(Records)

————

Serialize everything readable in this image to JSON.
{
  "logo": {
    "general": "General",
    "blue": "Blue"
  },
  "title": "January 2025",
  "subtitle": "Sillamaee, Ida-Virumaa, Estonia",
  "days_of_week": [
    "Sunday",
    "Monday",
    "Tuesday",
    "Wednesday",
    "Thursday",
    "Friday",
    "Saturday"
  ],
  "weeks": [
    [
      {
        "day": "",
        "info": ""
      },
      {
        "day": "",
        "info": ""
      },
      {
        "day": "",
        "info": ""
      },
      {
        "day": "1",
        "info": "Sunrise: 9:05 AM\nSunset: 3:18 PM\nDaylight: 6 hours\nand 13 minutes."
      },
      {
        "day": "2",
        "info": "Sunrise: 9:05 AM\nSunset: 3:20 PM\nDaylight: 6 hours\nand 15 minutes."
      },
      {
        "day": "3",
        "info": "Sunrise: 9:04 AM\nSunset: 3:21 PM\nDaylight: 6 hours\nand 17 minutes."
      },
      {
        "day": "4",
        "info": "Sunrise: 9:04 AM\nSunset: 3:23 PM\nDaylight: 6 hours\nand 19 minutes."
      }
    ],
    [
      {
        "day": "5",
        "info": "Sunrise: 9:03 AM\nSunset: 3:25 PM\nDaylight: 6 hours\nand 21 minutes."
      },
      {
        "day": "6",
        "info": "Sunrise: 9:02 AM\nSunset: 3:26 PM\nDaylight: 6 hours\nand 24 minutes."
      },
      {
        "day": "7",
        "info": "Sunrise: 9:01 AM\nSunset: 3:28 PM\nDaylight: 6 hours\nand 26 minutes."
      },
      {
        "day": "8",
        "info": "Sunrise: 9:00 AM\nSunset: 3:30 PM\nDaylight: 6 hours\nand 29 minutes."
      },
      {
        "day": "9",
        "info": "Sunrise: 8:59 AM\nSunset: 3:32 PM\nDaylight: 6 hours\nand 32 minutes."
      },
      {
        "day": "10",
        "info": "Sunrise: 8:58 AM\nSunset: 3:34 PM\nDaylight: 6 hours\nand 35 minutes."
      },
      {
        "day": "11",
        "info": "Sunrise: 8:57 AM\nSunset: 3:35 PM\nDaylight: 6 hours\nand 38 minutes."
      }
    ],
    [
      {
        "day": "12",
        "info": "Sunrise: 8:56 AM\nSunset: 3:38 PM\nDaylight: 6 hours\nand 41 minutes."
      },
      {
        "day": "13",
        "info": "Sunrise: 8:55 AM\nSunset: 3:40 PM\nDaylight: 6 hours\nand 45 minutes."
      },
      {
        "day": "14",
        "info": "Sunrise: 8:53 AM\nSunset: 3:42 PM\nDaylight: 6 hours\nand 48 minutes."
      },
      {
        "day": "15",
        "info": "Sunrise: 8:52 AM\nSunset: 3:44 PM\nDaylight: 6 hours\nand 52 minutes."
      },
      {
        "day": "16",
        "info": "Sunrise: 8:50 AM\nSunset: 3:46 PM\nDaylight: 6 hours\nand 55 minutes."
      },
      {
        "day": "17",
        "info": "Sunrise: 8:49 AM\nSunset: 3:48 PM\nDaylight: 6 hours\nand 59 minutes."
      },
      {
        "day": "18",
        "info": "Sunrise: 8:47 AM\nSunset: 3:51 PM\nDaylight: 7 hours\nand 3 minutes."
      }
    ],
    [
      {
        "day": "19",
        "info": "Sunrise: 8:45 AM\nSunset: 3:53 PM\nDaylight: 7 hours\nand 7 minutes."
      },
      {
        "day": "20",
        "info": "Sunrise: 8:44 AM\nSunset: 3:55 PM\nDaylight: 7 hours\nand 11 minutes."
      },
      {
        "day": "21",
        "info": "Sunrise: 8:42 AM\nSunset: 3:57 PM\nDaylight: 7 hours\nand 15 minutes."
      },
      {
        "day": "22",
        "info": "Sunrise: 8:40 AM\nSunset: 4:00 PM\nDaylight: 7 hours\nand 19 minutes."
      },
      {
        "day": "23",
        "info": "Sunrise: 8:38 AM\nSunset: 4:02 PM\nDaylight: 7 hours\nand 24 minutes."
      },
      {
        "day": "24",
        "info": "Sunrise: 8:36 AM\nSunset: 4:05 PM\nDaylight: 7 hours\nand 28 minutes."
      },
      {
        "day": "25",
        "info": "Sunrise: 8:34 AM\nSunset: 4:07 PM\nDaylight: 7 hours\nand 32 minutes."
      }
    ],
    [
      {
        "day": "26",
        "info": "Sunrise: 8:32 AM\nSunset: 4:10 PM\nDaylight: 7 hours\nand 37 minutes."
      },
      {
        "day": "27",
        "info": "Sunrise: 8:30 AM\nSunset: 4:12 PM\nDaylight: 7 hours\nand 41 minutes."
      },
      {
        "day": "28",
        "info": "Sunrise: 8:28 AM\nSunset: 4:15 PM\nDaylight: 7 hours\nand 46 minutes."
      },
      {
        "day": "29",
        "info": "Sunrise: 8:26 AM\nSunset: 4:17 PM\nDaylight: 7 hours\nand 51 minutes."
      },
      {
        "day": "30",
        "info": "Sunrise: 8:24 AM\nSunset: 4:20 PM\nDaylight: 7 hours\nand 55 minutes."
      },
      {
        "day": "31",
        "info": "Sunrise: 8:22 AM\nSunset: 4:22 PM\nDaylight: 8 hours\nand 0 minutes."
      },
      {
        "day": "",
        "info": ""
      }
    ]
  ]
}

————

Exactly reproduce all of the entries.

Serialize everything readable in this image to JSON.
{
  "logo": {
    "general": "General",
    "blue": "Blue"
  },
  "title": "January 2025",
  "subtitle": "Sillamaee, Ida-Virumaa, Estonia",
  "days_of_week": [
    "Sunday",
    "Monday",
    "Tuesday",
    "Wednesday",
    "Thursday",
    "Friday",
    "Saturday"
  ],
  "weeks": [
    [
      {
        "day": "",
        "info": ""
      },
      {
        "day": "",
        "info": ""
      },
      {
        "day": "",
        "info": ""
      },
      {
        "day": "1",
        "info": "Sunrise: 9:05 AM\nSunset: 3:18 PM\nDaylight: 6 hours\nand 13 minutes."
      },
      {
        "day": "2",
        "info": "Sunrise: 9:05 AM\nSunset: 3:20 PM\nDaylight: 6 hours\nand 15 minutes."
      },
      {
        "day": "3",
        "info": "Sunrise: 9:04 AM\nSunset: 3:21 PM\nDaylight: 6 hours\nand 17 minutes."
      },
      {
        "day": "4",
        "info": "Sunrise: 9:04 AM\nSunset: 3:23 PM\nDaylight: 6 hours\nand 19 minutes."
      }
    ],
    [
      {
        "day": "5",
        "info": "Sunrise: 9:03 AM\nSunset: 3:25 PM\nDaylight: 6 hours\nand 21 minutes."
      },
      {
        "day": "6",
        "info": "Sunrise: 9:02 AM\nSunset: 3:26 PM\nDaylight: 6 hours\nand 24 minutes."
      },
      {
        "day": "7",
        "info": "Sunrise: 9:01 AM\nSunset: 3:28 PM\nDaylight: 6 hours\nand 26 minutes."
      },
      {
        "day": "8",
        "info": "Sunrise: 9:00 AM\nSunset: 3:30 PM\nDaylight: 6 hours\nand 29 minutes."
      },
      {
        "day": "9",
        "info": "Sunrise: 8:59 AM\nSunset: 3:32 PM\nDaylight: 6 hours\nand 32 minutes."
      },
      {
        "day": "10",
        "info": "Sunrise: 8:58 AM\nSunset: 3:34 PM\nDaylight: 6 hours\nand 35 minutes."
      },
      {
        "day": "11",
        "info": "Sunrise: 8:57 AM\nSunset: 3:35 PM\nDaylight: 6 hours\nand 38 minutes."
      }
    ],
    [
      {
        "day": "12",
        "info": "Sunrise: 8:56 AM\nSunset: 3:38 PM\nDaylight: 6 hours\nand 41 minutes."
      },
      {
        "day": "13",
        "info": "Sunrise: 8:55 AM\nSunset: 3:40 PM\nDaylight: 6 hours\nand 45 minutes."
      },
      {
        "day": "14",
        "info": "Sunrise: 8:53 AM\nSunset: 3:42 PM\nDaylight: 6 hours\nand 48 minutes."
      },
      {
        "day": "15",
        "info": "Sunrise: 8:52 AM\nSunset: 3:44 PM\nDaylight: 6 hours\nand 52 minutes."
      },
      {
        "day": "16",
        "info": "Sunrise: 8:50 AM\nSunset: 3:46 PM\nDaylight: 6 hours\nand 55 minutes."
      },
      {
        "day": "17",
        "info": "Sunrise: 8:49 AM\nSunset: 3:48 PM\nDaylight: 6 hours\nand 59 minutes."
      },
      {
        "day": "18",
        "info": "Sunrise: 8:47 AM\nSunset: 3:51 PM\nDaylight: 7 hours\nand 3 minutes."
      }
    ],
    [
      {
        "day": "19",
        "info": "Sunrise: 8:45 AM\nSunset: 3:53 PM\nDaylight: 7 hours\nand 7 minutes."
      },
      {
        "day": "20",
        "info": "Sunrise: 8:44 AM\nSunset: 3:55 PM\nDaylight: 7 hours\nand 11 minutes."
      },
      {
        "day": "21",
        "info": "Sunrise: 8:42 AM\nSunset: 3:57 PM\nDaylight: 7 hours\nand 15 minutes."
      },
      {
        "day": "22",
        "info": "Sunrise: 8:40 AM\nSunset: 4:00 PM\nDaylight: 7 hours\nand 19 minutes."
      },
      {
        "day": "23",
        "info": "Sunrise: 8:38 AM\nSunset: 4:02 PM\nDaylight: 7 hours\nand 24 minutes."
      },
      {
        "day": "24",
        "info": "Sunrise: 8:36 AM\nSunset: 4:05 PM\nDaylight: 7 hours\nand 28 minutes."
      },
      {
        "day": "25",
        "info": "Sunrise: 8:34 AM\nSunset: 4:07 PM\nDaylight: 7 hours\nand 32 minutes."
      }
    ],
    [
      {
        "day": "26",
        "info": "Sunrise: 8:32 AM\nSunset: 4:10 PM\nDaylight: 7 hours\nand 37 minutes."
      },
      {
        "day": "27",
        "info": "Sunrise: 8:30 AM\nSunset: 4:12 PM\nDaylight: 7 hours\nand 41 minutes."
      },
      {
        "day": "28",
        "info": "Sunrise: 8:28 AM\nSunset: 4:15 PM\nDaylight: 7 hours\nand 46 minutes."
      },
      {
        "day": "29",
        "info": "Sunrise: 8:26 AM\nSunset: 4:17 PM\nDaylight: 7 hours\nand 51 minutes."
      },
      {
        "day": "30",
        "info": "Sunrise: 8:24 AM\nSunset: 4:20 PM\nDaylight: 7 hours\nand 55 minutes."
      },
      {
        "day": "31",
        "info": "Sunrise: 8:22 AM\nSunset: 4:22 PM\nDaylight: 8 hours\nand 0 minutes."
      },
      {
        "day": "",
        "info": ""
      }
    ]
  ]
}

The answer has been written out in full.